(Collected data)
▼▼▼

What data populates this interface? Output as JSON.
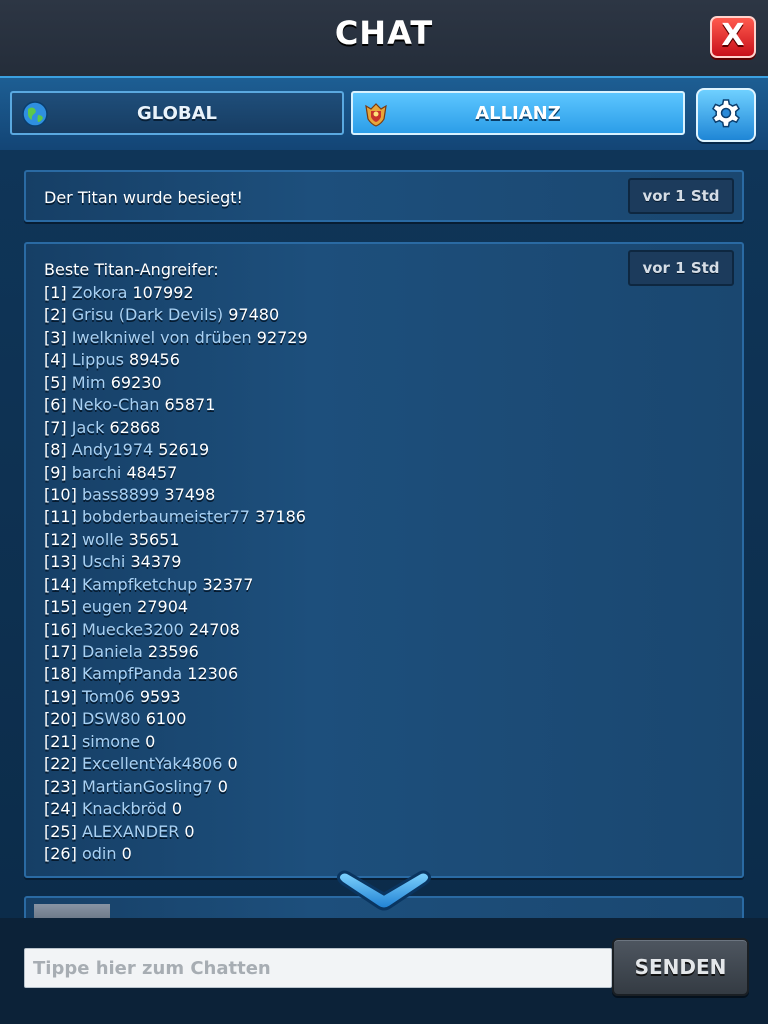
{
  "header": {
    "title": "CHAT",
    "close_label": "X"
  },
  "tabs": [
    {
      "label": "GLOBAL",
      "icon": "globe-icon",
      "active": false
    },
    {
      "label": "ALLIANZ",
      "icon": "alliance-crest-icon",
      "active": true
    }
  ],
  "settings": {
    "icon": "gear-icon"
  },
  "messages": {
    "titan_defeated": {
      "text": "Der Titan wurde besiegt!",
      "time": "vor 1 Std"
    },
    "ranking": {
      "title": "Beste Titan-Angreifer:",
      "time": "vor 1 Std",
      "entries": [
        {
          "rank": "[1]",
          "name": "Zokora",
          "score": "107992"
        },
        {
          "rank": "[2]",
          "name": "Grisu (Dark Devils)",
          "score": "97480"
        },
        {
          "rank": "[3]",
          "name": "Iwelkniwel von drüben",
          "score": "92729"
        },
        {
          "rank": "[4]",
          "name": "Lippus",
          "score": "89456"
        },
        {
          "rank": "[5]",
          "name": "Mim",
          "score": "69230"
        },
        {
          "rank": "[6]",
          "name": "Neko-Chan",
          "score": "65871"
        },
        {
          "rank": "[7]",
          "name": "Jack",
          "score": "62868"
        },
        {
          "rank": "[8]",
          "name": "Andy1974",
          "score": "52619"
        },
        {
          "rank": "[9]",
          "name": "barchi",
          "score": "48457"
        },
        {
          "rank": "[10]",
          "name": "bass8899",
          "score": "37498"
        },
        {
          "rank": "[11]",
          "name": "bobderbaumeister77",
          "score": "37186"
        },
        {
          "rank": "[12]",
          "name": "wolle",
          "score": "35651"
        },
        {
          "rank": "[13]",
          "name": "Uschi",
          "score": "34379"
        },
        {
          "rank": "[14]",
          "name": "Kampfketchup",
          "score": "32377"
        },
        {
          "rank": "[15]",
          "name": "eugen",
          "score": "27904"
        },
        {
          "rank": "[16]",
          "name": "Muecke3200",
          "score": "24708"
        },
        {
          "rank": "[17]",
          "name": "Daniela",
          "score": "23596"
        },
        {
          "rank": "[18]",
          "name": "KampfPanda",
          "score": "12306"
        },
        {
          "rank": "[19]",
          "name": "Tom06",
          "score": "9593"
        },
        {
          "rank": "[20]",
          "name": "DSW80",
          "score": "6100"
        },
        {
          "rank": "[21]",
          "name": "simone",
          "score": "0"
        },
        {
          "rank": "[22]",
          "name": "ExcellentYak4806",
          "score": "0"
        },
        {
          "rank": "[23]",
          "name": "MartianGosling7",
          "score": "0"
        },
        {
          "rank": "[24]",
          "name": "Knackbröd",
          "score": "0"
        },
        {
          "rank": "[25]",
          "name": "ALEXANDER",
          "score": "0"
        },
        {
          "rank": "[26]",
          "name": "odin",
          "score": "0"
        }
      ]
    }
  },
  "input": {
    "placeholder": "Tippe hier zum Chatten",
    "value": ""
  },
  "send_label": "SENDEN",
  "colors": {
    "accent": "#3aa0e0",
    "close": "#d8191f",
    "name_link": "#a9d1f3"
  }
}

▲▲▲

Written exercise = What you return should match the records above word for word, minus the pictures.

Answer for this exercise =
What data populates this interface? Output as JSON.
{
  "header": {
    "title": "CHAT",
    "close_label": "X"
  },
  "tabs": [
    {
      "label": "GLOBAL",
      "icon": "globe-icon",
      "active": false
    },
    {
      "label": "ALLIANZ",
      "icon": "alliance-crest-icon",
      "active": true
    }
  ],
  "settings": {
    "icon": "gear-icon"
  },
  "messages": {
    "titan_defeated": {
      "text": "Der Titan wurde besiegt!",
      "time": "vor 1 Std"
    },
    "ranking": {
      "title": "Beste Titan-Angreifer:",
      "time": "vor 1 Std",
      "entries": [
        {
          "rank": "[1]",
          "name": "Zokora",
          "score": "107992"
        },
        {
          "rank": "[2]",
          "name": "Grisu (Dark Devils)",
          "score": "97480"
        },
        {
          "rank": "[3]",
          "name": "Iwelkniwel von drüben",
          "score": "92729"
        },
        {
          "rank": "[4]",
          "name": "Lippus",
          "score": "89456"
        },
        {
          "rank": "[5]",
          "name": "Mim",
          "score": "69230"
        },
        {
          "rank": "[6]",
          "name": "Neko-Chan",
          "score": "65871"
        },
        {
          "rank": "[7]",
          "name": "Jack",
          "score": "62868"
        },
        {
          "rank": "[8]",
          "name": "Andy1974",
          "score": "52619"
        },
        {
          "rank": "[9]",
          "name": "barchi",
          "score": "48457"
        },
        {
          "rank": "[10]",
          "name": "bass8899",
          "score": "37498"
        },
        {
          "rank": "[11]",
          "name": "bobderbaumeister77",
          "score": "37186"
        },
        {
          "rank": "[12]",
          "name": "wolle",
          "score": "35651"
        },
        {
          "rank": "[13]",
          "name": "Uschi",
          "score": "34379"
        },
        {
          "rank": "[14]",
          "name": "Kampfketchup",
          "score": "32377"
        },
        {
          "rank": "[15]",
          "name": "eugen",
          "score": "27904"
        },
        {
          "rank": "[16]",
          "name": "Muecke3200",
          "score": "24708"
        },
        {
          "rank": "[17]",
          "name": "Daniela",
          "score": "23596"
        },
        {
          "rank": "[18]",
          "name": "KampfPanda",
          "score": "12306"
        },
        {
          "rank": "[19]",
          "name": "Tom06",
          "score": "9593"
        },
        {
          "rank": "[20]",
          "name": "DSW80",
          "score": "6100"
        },
        {
          "rank": "[21]",
          "name": "simone",
          "score": "0"
        },
        {
          "rank": "[22]",
          "name": "ExcellentYak4806",
          "score": "0"
        },
        {
          "rank": "[23]",
          "name": "MartianGosling7",
          "score": "0"
        },
        {
          "rank": "[24]",
          "name": "Knackbröd",
          "score": "0"
        },
        {
          "rank": "[25]",
          "name": "ALEXANDER",
          "score": "0"
        },
        {
          "rank": "[26]",
          "name": "odin",
          "score": "0"
        }
      ]
    }
  },
  "input": {
    "placeholder": "Tippe hier zum Chatten",
    "value": ""
  },
  "send_label": "SENDEN",
  "colors": {
    "accent": "#3aa0e0",
    "close": "#d8191f",
    "name_link": "#a9d1f3"
  }
}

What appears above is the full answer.